RECORDS FOR THE EXERCISE:
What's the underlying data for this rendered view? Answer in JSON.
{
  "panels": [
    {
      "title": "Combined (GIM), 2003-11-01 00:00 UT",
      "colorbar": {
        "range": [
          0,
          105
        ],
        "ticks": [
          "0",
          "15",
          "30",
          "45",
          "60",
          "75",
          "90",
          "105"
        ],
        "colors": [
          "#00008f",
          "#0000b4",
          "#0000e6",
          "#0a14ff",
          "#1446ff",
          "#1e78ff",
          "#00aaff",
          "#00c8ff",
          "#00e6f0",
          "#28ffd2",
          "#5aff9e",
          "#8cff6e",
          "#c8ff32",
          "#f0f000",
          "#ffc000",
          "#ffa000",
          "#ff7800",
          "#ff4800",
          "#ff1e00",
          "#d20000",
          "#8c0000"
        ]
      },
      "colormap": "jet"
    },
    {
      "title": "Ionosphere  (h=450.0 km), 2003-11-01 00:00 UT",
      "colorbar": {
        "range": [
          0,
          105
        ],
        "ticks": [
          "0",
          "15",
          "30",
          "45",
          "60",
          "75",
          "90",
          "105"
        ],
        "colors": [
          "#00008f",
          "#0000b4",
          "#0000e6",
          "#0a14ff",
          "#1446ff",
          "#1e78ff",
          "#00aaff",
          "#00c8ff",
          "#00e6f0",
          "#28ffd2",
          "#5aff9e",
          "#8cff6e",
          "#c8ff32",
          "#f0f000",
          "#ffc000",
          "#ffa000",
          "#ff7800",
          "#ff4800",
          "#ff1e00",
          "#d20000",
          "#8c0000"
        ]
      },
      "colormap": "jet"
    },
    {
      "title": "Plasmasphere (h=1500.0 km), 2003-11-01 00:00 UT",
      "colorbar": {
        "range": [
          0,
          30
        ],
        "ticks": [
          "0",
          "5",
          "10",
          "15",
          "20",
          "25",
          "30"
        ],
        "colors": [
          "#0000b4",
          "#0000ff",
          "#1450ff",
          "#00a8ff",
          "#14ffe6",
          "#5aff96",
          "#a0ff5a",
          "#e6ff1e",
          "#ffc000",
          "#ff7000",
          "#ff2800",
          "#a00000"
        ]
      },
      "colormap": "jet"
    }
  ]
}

TASK STATEMENT: Print the listing above in full, exactly as it is.

TASK RESULT:
What's the underlying data for this rendered view? Answer in JSON.
{
  "panels": [
    {
      "title": "Combined (GIM), 2003-11-01 00:00 UT",
      "colorbar": {
        "range": [
          0,
          105
        ],
        "ticks": [
          "0",
          "15",
          "30",
          "45",
          "60",
          "75",
          "90",
          "105"
        ],
        "colors": [
          "#00008f",
          "#0000b4",
          "#0000e6",
          "#0a14ff",
          "#1446ff",
          "#1e78ff",
          "#00aaff",
          "#00c8ff",
          "#00e6f0",
          "#28ffd2",
          "#5aff9e",
          "#8cff6e",
          "#c8ff32",
          "#f0f000",
          "#ffc000",
          "#ffa000",
          "#ff7800",
          "#ff4800",
          "#ff1e00",
          "#d20000",
          "#8c0000"
        ]
      },
      "colormap": "jet"
    },
    {
      "title": "Ionosphere  (h=450.0 km), 2003-11-01 00:00 UT",
      "colorbar": {
        "range": [
          0,
          105
        ],
        "ticks": [
          "0",
          "15",
          "30",
          "45",
          "60",
          "75",
          "90",
          "105"
        ],
        "colors": [
          "#00008f",
          "#0000b4",
          "#0000e6",
          "#0a14ff",
          "#1446ff",
          "#1e78ff",
          "#00aaff",
          "#00c8ff",
          "#00e6f0",
          "#28ffd2",
          "#5aff9e",
          "#8cff6e",
          "#c8ff32",
          "#f0f000",
          "#ffc000",
          "#ffa000",
          "#ff7800",
          "#ff4800",
          "#ff1e00",
          "#d20000",
          "#8c0000"
        ]
      },
      "colormap": "jet"
    },
    {
      "title": "Plasmasphere (h=1500.0 km), 2003-11-01 00:00 UT",
      "colorbar": {
        "range": [
          0,
          30
        ],
        "ticks": [
          "0",
          "5",
          "10",
          "15",
          "20",
          "25",
          "30"
        ],
        "colors": [
          "#0000b4",
          "#0000ff",
          "#1450ff",
          "#00a8ff",
          "#14ffe6",
          "#5aff96",
          "#a0ff5a",
          "#e6ff1e",
          "#ffc000",
          "#ff7000",
          "#ff2800",
          "#a00000"
        ]
      },
      "colormap": "jet"
    }
  ]
}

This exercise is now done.